▸ Goal:
Write out all entries word for word.

Raw records:

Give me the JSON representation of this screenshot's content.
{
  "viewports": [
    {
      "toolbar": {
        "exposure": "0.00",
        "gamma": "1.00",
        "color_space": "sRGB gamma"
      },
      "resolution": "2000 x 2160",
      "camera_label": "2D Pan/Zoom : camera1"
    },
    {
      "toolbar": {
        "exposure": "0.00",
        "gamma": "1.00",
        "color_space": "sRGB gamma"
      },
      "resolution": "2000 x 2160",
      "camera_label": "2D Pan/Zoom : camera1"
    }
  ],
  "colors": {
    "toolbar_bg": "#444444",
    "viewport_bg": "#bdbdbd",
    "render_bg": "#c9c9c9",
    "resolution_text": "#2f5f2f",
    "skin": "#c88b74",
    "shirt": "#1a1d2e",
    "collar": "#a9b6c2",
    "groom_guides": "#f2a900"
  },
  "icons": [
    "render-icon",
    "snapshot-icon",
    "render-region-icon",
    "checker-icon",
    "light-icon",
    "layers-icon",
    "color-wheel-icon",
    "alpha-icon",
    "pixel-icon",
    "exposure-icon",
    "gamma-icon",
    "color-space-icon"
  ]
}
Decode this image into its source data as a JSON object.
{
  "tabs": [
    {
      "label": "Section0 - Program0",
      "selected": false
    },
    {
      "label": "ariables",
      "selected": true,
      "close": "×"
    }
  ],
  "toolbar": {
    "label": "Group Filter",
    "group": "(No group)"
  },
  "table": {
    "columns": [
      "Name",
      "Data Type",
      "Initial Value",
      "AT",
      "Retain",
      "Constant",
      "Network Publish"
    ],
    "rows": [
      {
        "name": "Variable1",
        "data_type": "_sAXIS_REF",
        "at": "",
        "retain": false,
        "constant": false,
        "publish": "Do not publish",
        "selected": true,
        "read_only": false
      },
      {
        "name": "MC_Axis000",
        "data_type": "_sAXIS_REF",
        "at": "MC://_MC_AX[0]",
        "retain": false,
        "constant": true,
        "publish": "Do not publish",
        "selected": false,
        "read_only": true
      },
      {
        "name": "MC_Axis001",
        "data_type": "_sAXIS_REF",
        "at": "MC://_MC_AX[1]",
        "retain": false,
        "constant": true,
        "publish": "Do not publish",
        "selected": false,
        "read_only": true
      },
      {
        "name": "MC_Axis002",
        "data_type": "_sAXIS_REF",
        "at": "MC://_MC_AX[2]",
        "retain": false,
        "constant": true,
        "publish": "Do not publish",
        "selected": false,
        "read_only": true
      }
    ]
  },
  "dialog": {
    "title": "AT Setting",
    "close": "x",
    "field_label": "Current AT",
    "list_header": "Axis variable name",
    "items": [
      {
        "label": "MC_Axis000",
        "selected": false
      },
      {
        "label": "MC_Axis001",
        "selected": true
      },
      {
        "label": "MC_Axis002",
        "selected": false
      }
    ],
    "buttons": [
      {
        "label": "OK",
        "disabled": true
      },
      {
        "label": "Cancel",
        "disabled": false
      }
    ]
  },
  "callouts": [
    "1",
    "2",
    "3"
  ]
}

▸ Reply to the exercise:
Give me the JSON representation of this screenshot's content.
{
  "viewports": [
    {
      "toolbar": {
        "exposure": "0.00",
        "gamma": "1.00",
        "color_space": "sRGB gamma"
      },
      "resolution": "2000 x 2160",
      "camera_label": "2D Pan/Zoom : camera1"
    },
    {
      "toolbar": {
        "exposure": "0.00",
        "gamma": "1.00",
        "color_space": "sRGB gamma"
      },
      "resolution": "2000 x 2160",
      "camera_label": "2D Pan/Zoom : camera1"
    }
  ],
  "colors": {
    "toolbar_bg": "#444444",
    "viewport_bg": "#bdbdbd",
    "render_bg": "#c9c9c9",
    "resolution_text": "#2f5f2f",
    "skin": "#c88b74",
    "shirt": "#1a1d2e",
    "collar": "#a9b6c2",
    "groom_guides": "#f2a900"
  },
  "icons": [
    "render-icon",
    "snapshot-icon",
    "render-region-icon",
    "checker-icon",
    "light-icon",
    "layers-icon",
    "color-wheel-icon",
    "alpha-icon",
    "pixel-icon",
    "exposure-icon",
    "gamma-icon",
    "color-space-icon"
  ]
}
Decode this image into its source data as a JSON object.
{
  "tabs": [
    {
      "label": "Section0 - Program0",
      "selected": false
    },
    {
      "label": "ariables",
      "selected": true,
      "close": "×"
    }
  ],
  "toolbar": {
    "label": "Group Filter",
    "group": "(No group)"
  },
  "table": {
    "columns": [
      "Name",
      "Data Type",
      "Initial Value",
      "AT",
      "Retain",
      "Constant",
      "Network Publish"
    ],
    "rows": [
      {
        "name": "Variable1",
        "data_type": "_sAXIS_REF",
        "at": "",
        "retain": false,
        "constant": false,
        "publish": "Do not publish",
        "selected": true,
        "read_only": false
      },
      {
        "name": "MC_Axis000",
        "data_type": "_sAXIS_REF",
        "at": "MC://_MC_AX[0]",
        "retain": false,
        "constant": true,
        "publish": "Do not publish",
        "selected": false,
        "read_only": true
      },
      {
        "name": "MC_Axis001",
        "data_type": "_sAXIS_REF",
        "at": "MC://_MC_AX[1]",
        "retain": false,
        "constant": true,
        "publish": "Do not publish",
        "selected": false,
        "read_only": true
      },
      {
        "name": "MC_Axis002",
        "data_type": "_sAXIS_REF",
        "at": "MC://_MC_AX[2]",
        "retain": false,
        "constant": true,
        "publish": "Do not publish",
        "selected": false,
        "read_only": true
      }
    ]
  },
  "dialog": {
    "title": "AT Setting",
    "close": "x",
    "field_label": "Current AT",
    "list_header": "Axis variable name",
    "items": [
      {
        "label": "MC_Axis000",
        "selected": false
      },
      {
        "label": "MC_Axis001",
        "selected": true
      },
      {
        "label": "MC_Axis002",
        "selected": false
      }
    ],
    "buttons": [
      {
        "label": "OK",
        "disabled": true
      },
      {
        "label": "Cancel",
        "disabled": false
      }
    ]
  },
  "callouts": [
    "1",
    "2",
    "3"
  ]
}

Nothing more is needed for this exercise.